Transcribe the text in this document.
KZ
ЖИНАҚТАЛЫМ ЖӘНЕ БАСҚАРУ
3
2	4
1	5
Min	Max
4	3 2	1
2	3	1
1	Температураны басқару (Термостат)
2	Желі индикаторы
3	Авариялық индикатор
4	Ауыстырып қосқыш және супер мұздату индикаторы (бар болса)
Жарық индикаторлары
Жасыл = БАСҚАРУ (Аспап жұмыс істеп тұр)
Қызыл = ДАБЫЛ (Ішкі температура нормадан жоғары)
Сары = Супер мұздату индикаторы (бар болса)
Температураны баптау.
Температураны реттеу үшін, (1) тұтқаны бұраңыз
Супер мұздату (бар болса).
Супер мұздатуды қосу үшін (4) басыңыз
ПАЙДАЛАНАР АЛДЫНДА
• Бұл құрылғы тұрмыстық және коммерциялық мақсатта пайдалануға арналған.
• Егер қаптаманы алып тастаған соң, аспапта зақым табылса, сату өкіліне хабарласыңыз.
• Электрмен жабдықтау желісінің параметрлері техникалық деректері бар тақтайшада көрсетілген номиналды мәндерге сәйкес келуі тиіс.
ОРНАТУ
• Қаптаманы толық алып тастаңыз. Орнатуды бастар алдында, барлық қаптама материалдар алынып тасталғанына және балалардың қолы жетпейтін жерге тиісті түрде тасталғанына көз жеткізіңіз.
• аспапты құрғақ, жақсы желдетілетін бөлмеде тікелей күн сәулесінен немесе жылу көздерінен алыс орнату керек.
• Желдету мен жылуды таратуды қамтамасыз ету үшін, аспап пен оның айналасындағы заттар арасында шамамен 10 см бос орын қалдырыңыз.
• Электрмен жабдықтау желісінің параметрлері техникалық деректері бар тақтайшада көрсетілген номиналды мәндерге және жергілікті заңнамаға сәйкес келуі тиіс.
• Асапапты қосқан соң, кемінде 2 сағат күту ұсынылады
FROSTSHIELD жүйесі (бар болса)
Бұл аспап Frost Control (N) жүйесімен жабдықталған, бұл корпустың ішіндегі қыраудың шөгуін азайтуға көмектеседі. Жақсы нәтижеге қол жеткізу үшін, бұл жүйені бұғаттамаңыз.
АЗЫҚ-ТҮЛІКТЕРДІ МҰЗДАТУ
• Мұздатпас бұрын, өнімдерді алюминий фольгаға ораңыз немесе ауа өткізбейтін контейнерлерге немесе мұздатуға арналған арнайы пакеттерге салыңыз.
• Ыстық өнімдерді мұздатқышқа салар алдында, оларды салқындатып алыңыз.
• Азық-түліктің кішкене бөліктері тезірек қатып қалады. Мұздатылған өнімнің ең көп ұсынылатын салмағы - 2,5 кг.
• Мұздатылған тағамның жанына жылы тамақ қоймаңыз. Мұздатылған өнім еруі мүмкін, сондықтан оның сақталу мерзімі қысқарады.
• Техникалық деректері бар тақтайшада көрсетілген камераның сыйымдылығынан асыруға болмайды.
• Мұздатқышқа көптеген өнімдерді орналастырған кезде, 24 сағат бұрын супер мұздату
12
☆ ☆ ☆
What the exercise asks:
Go through the material above and count the lines that include "жабдықтау". Give the number alone.

Response to this exercise:
2